Short task:
Type every record exactly as it appears.

Excerpted records:
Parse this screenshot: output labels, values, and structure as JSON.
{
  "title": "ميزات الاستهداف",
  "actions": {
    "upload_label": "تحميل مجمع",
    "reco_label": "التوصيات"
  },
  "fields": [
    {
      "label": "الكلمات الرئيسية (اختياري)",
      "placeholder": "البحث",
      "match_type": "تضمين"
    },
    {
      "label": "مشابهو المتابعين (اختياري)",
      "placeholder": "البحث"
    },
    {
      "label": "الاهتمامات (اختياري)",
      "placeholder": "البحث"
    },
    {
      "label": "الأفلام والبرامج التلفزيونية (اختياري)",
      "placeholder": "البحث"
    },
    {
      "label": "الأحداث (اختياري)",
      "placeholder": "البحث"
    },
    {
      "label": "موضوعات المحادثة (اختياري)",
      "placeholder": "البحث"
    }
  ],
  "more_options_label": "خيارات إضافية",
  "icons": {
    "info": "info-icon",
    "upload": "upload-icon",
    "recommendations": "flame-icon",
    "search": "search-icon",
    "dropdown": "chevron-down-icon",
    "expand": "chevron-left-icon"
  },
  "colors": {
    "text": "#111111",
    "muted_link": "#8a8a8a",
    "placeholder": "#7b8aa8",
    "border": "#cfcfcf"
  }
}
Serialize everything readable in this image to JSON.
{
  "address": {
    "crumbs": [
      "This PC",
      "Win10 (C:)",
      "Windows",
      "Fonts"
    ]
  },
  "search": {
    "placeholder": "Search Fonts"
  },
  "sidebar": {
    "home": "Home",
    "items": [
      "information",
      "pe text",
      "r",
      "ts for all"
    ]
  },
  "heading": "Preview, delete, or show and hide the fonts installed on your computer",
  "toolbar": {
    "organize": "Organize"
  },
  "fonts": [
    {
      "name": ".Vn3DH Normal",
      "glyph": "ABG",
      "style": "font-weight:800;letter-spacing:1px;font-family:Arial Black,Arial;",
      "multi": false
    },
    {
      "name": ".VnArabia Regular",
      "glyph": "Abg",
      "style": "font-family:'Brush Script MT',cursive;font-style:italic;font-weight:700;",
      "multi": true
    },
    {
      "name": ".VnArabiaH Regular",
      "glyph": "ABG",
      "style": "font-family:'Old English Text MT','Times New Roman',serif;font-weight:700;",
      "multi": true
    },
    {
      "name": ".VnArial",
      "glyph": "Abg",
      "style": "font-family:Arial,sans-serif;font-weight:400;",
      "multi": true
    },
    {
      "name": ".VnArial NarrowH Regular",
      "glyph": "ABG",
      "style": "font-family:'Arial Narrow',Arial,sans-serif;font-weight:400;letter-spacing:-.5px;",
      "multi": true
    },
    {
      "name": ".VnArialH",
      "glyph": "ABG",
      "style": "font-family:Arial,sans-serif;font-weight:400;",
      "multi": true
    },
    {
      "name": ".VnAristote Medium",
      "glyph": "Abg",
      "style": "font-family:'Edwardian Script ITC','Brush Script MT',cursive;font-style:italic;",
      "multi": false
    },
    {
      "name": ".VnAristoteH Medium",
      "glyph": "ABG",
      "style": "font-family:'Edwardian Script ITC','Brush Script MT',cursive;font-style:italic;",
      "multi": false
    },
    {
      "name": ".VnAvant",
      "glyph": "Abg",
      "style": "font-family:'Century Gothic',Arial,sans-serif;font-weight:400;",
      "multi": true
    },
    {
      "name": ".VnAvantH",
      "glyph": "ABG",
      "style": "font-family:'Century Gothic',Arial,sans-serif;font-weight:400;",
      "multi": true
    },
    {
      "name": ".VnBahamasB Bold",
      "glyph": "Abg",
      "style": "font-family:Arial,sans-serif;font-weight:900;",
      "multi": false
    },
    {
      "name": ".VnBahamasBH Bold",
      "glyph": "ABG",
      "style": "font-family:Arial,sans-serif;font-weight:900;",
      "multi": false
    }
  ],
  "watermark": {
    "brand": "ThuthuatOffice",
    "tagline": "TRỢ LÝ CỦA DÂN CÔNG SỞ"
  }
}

Answer to this problem:
Parse this screenshot: output labels, values, and structure as JSON.
{
  "title": "ميزات الاستهداف",
  "actions": {
    "upload_label": "تحميل مجمع",
    "reco_label": "التوصيات"
  },
  "fields": [
    {
      "label": "الكلمات الرئيسية (اختياري)",
      "placeholder": "البحث",
      "match_type": "تضمين"
    },
    {
      "label": "مشابهو المتابعين (اختياري)",
      "placeholder": "البحث"
    },
    {
      "label": "الاهتمامات (اختياري)",
      "placeholder": "البحث"
    },
    {
      "label": "الأفلام والبرامج التلفزيونية (اختياري)",
      "placeholder": "البحث"
    },
    {
      "label": "الأحداث (اختياري)",
      "placeholder": "البحث"
    },
    {
      "label": "موضوعات المحادثة (اختياري)",
      "placeholder": "البحث"
    }
  ],
  "more_options_label": "خيارات إضافية",
  "icons": {
    "info": "info-icon",
    "upload": "upload-icon",
    "recommendations": "flame-icon",
    "search": "search-icon",
    "dropdown": "chevron-down-icon",
    "expand": "chevron-left-icon"
  },
  "colors": {
    "text": "#111111",
    "muted_link": "#8a8a8a",
    "placeholder": "#7b8aa8",
    "border": "#cfcfcf"
  }
}
Serialize everything readable in this image to JSON.
{
  "address": {
    "crumbs": [
      "This PC",
      "Win10 (C:)",
      "Windows",
      "Fonts"
    ]
  },
  "search": {
    "placeholder": "Search Fonts"
  },
  "sidebar": {
    "home": "Home",
    "items": [
      "information",
      "pe text",
      "r",
      "ts for all"
    ]
  },
  "heading": "Preview, delete, or show and hide the fonts installed on your computer",
  "toolbar": {
    "organize": "Organize"
  },
  "fonts": [
    {
      "name": ".Vn3DH Normal",
      "glyph": "ABG",
      "style": "font-weight:800;letter-spacing:1px;font-family:Arial Black,Arial;",
      "multi": false
    },
    {
      "name": ".VnArabia Regular",
      "glyph": "Abg",
      "style": "font-family:'Brush Script MT',cursive;font-style:italic;font-weight:700;",
      "multi": true
    },
    {
      "name": ".VnArabiaH Regular",
      "glyph": "ABG",
      "style": "font-family:'Old English Text MT','Times New Roman',serif;font-weight:700;",
      "multi": true
    },
    {
      "name": ".VnArial",
      "glyph": "Abg",
      "style": "font-family:Arial,sans-serif;font-weight:400;",
      "multi": true
    },
    {
      "name": ".VnArial NarrowH Regular",
      "glyph": "ABG",
      "style": "font-family:'Arial Narrow',Arial,sans-serif;font-weight:400;letter-spacing:-.5px;",
      "multi": true
    },
    {
      "name": ".VnArialH",
      "glyph": "ABG",
      "style": "font-family:Arial,sans-serif;font-weight:400;",
      "multi": true
    },
    {
      "name": ".VnAristote Medium",
      "glyph": "Abg",
      "style": "font-family:'Edwardian Script ITC','Brush Script MT',cursive;font-style:italic;",
      "multi": false
    },
    {
      "name": ".VnAristoteH Medium",
      "glyph": "ABG",
      "style": "font-family:'Edwardian Script ITC','Brush Script MT',cursive;font-style:italic;",
      "multi": false
    },
    {
      "name": ".VnAvant",
      "glyph": "Abg",
      "style": "font-family:'Century Gothic',Arial,sans-serif;font-weight:400;",
      "multi": true
    },
    {
      "name": ".VnAvantH",
      "glyph": "ABG",
      "style": "font-family:'Century Gothic',Arial,sans-serif;font-weight:400;",
      "multi": true
    },
    {
      "name": ".VnBahamasB Bold",
      "glyph": "Abg",
      "style": "font-family:Arial,sans-serif;font-weight:900;",
      "multi": false
    },
    {
      "name": ".VnBahamasBH Bold",
      "glyph": "ABG",
      "style": "font-family:Arial,sans-serif;font-weight:900;",
      "multi": false
    }
  ],
  "watermark": {
    "brand": "ThuthuatOffice",
    "tagline": "TRỢ LÝ CỦA DÂN CÔNG SỞ"
  }
}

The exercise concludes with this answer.